== Task to carry out ==
What follows is a set of records; restate each one word for word and drop the pictures.

== Records ==
·····

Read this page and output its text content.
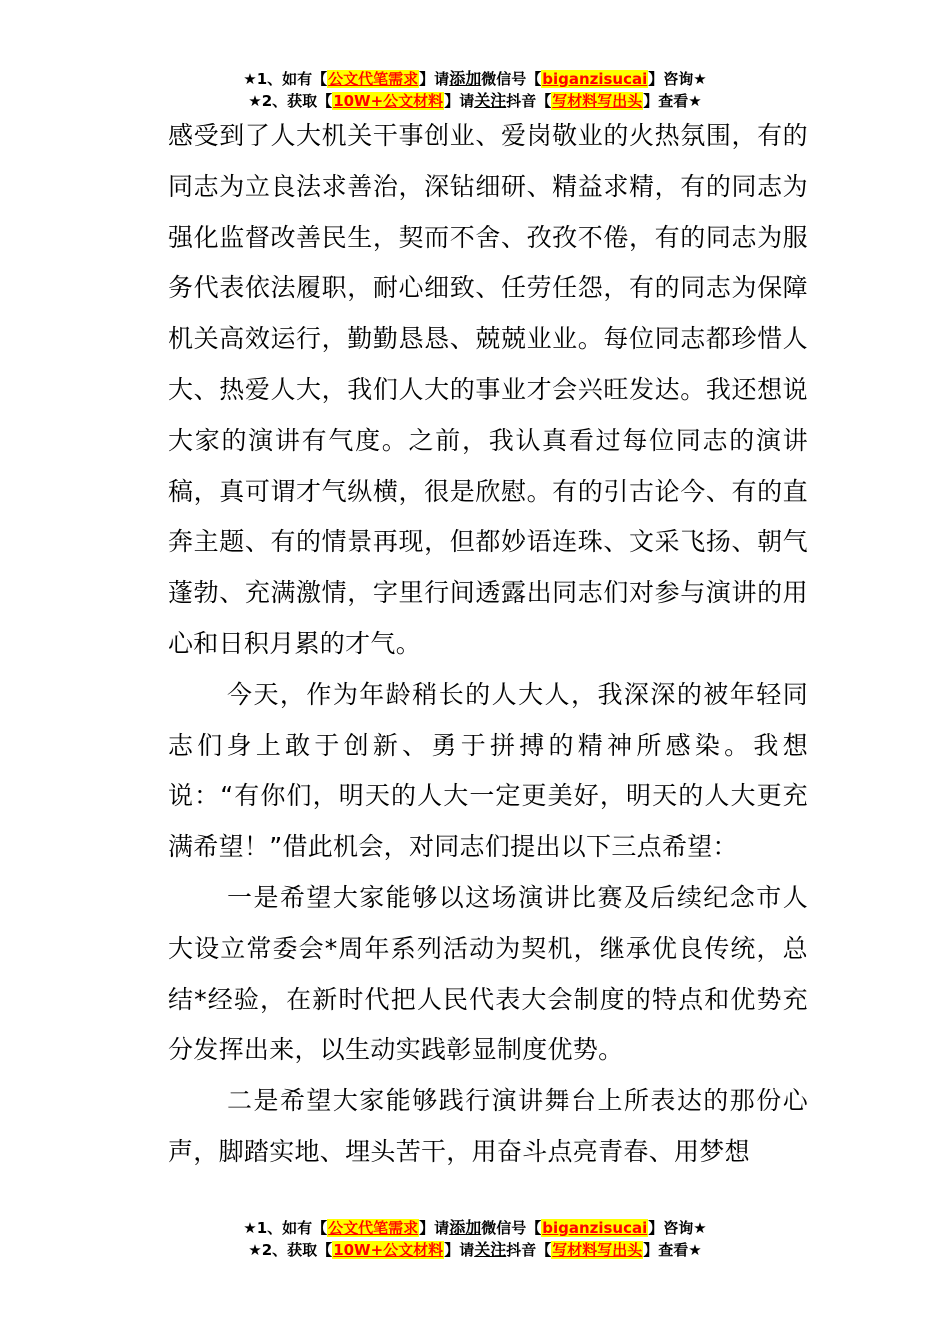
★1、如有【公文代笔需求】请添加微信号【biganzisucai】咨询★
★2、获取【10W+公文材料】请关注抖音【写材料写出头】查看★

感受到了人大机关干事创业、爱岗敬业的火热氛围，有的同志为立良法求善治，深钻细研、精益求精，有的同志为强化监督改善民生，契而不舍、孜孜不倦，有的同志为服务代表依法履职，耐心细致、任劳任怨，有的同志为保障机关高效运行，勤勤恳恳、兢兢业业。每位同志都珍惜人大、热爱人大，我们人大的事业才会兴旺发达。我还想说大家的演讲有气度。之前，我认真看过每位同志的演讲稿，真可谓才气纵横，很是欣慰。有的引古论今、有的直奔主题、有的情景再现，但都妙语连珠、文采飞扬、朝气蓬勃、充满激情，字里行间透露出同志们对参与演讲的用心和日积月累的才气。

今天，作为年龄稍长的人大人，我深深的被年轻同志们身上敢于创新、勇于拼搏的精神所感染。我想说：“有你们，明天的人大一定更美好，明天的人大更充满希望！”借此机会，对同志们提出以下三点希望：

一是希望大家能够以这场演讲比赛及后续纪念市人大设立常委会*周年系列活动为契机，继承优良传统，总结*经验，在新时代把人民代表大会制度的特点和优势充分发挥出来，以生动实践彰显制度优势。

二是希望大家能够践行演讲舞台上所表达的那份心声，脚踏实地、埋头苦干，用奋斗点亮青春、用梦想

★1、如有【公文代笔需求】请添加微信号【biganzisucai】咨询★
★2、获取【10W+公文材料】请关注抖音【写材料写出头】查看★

·····

== Solution to this problem ==
Read this page and output its text content.
★1、如有【公文代笔需求】请添加微信号【biganzisucai】咨询★
★2、获取【10W+公文材料】请关注抖音【写材料写出头】查看★

感受到了人大机关干事创业、爱岗敬业的火热氛围，有的同志为立良法求善治，深钻细研、精益求精，有的同志为强化监督改善民生，契而不舍、孜孜不倦，有的同志为服务代表依法履职，耐心细致、任劳任怨，有的同志为保障机关高效运行，勤勤恳恳、兢兢业业。每位同志都珍惜人大、热爱人大，我们人大的事业才会兴旺发达。我还想说大家的演讲有气度。之前，我认真看过每位同志的演讲稿，真可谓才气纵横，很是欣慰。有的引古论今、有的直奔主题、有的情景再现，但都妙语连珠、文采飞扬、朝气蓬勃、充满激情，字里行间透露出同志们对参与演讲的用心和日积月累的才气。

今天，作为年龄稍长的人大人，我深深的被年轻同志们身上敢于创新、勇于拼搏的精神所感染。我想说：“有你们，明天的人大一定更美好，明天的人大更充满希望！”借此机会，对同志们提出以下三点希望：

一是希望大家能够以这场演讲比赛及后续纪念市人大设立常委会*周年系列活动为契机，继承优良传统，总结*经验，在新时代把人民代表大会制度的特点和优势充分发挥出来，以生动实践彰显制度优势。

二是希望大家能够践行演讲舞台上所表达的那份心声，脚踏实地、埋头苦干，用奋斗点亮青春、用梦想

★1、如有【公文代笔需求】请添加微信号【biganzisucai】咨询★
★2、获取【10W+公文材料】请关注抖音【写材料写出头】查看★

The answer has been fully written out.